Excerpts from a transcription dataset
___

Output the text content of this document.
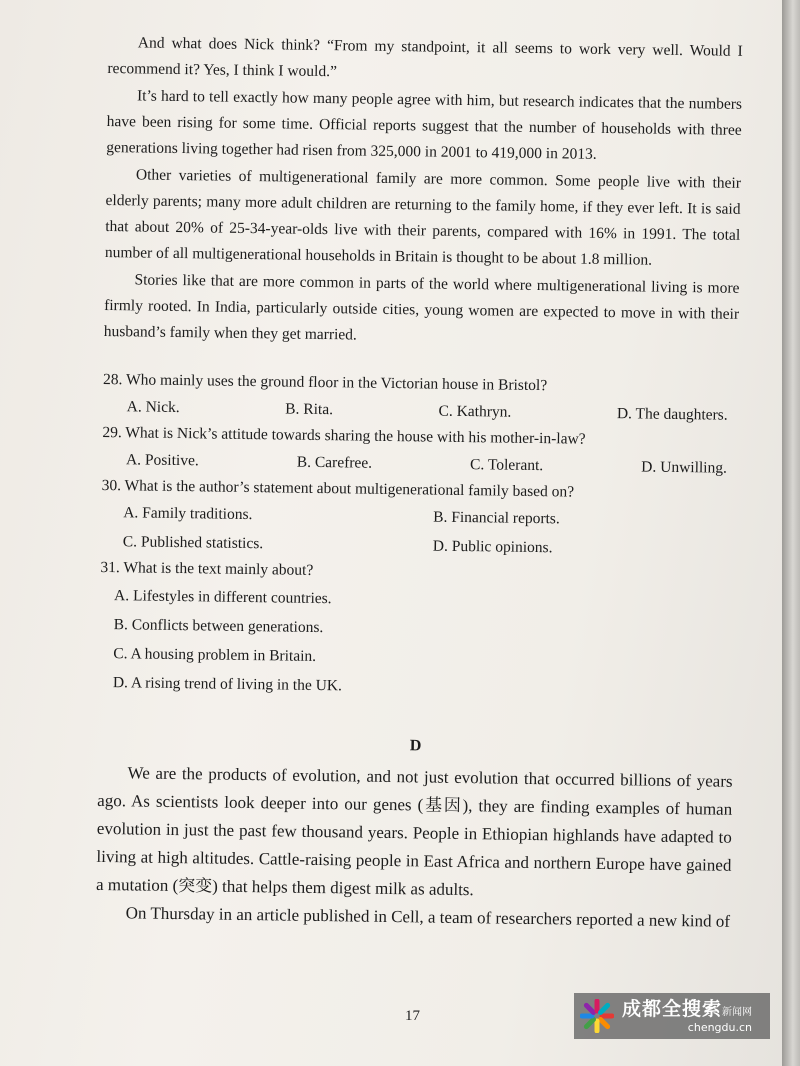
And what does Nick think? “From my standpoint, it all seems to work very well. Would I recommend it? Yes, I think I would.”

It’s hard to tell exactly how many people agree with him, but research indicates that the numbers have been rising for some time. Official reports suggest that the number of households with three generations living together had risen from 325,000 in 2001 to 419,000 in 2013.

Other varieties of multigenerational family are more common. Some people live with their elderly parents; many more adult children are returning to the family home, if they ever left. It is said that about 20% of 25-34-year-olds live with their parents, compared with 16% in 1991. The total number of all multigenerational households in Britain is thought to be about 1.8 million.

Stories like that are more common in parts of the world where multigenerational living is more firmly rooted. In India, particularly outside cities, young women are expected to move in with their husband’s family when they get married.

28. Who mainly uses the ground floor in the Victorian house in Bristol?

A. Nick.	B. Rita.	C. Kathryn.	D. The daughters.

29. What is Nick’s attitude towards sharing the house with his mother-in-law?

A. Positive.	B. Carefree.	C. Tolerant.	D. Unwilling.

30. What is the author’s statement about multigenerational family based on?

A. Family traditions.	B. Financial reports.
C. Published statistics.	D. Public opinions.

31. What is the text mainly about?

A. Lifestyles in different countries.
B. Conflicts between generations.
C. A housing problem in Britain.
D. A rising trend of living in the UK.
D

We are the products of evolution, and not just evolution that occurred billions of years ago. As scientists look deeper into our genes (基因), they are finding examples of human evolution in just the past few thousand years. People in Ethiopian highlands have adapted to living at high altitudes. Cattle-raising people in East Africa and northern Europe have gained a mutation (突变) that helps them digest milk as adults.

On Thursday in an article published in Cell, a team of researchers reported a new kind of

17	成都全搜索新闻网
chengdu.cn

___

Write out the data once more exactly, omitting the pictures.

Exercise answer
Output the text content of this document.
And what does Nick think? “From my standpoint, it all seems to work very well. Would I recommend it? Yes, I think I would.”

It’s hard to tell exactly how many people agree with him, but research indicates that the numbers have been rising for some time. Official reports suggest that the number of households with three generations living together had risen from 325,000 in 2001 to 419,000 in 2013.

Other varieties of multigenerational family are more common. Some people live with their elderly parents; many more adult children are returning to the family home, if they ever left. It is said that about 20% of 25-34-year-olds live with their parents, compared with 16% in 1991. The total number of all multigenerational households in Britain is thought to be about 1.8 million.

Stories like that are more common in parts of the world where multigenerational living is more firmly rooted. In India, particularly outside cities, young women are expected to move in with their husband’s family when they get married.

28. Who mainly uses the ground floor in the Victorian house in Bristol?

A. Nick.	B. Rita.	C. Kathryn.	D. The daughters.

29. What is Nick’s attitude towards sharing the house with his mother-in-law?

A. Positive.	B. Carefree.	C. Tolerant.	D. Unwilling.

30. What is the author’s statement about multigenerational family based on?

A. Family traditions.	B. Financial reports.
C. Published statistics.	D. Public opinions.

31. What is the text mainly about?

A. Lifestyles in different countries.
B. Conflicts between generations.
C. A housing problem in Britain.
D. A rising trend of living in the UK.
D

We are the products of evolution, and not just evolution that occurred billions of years ago. As scientists look deeper into our genes (基因), they are finding examples of human evolution in just the past few thousand years. People in Ethiopian highlands have adapted to living at high altitudes. Cattle-raising people in East Africa and northern Europe have gained a mutation (突变) that helps them digest milk as adults.

On Thursday in an article published in Cell, a team of researchers reported a new kind of

17	成都全搜索新闻网
chengdu.cn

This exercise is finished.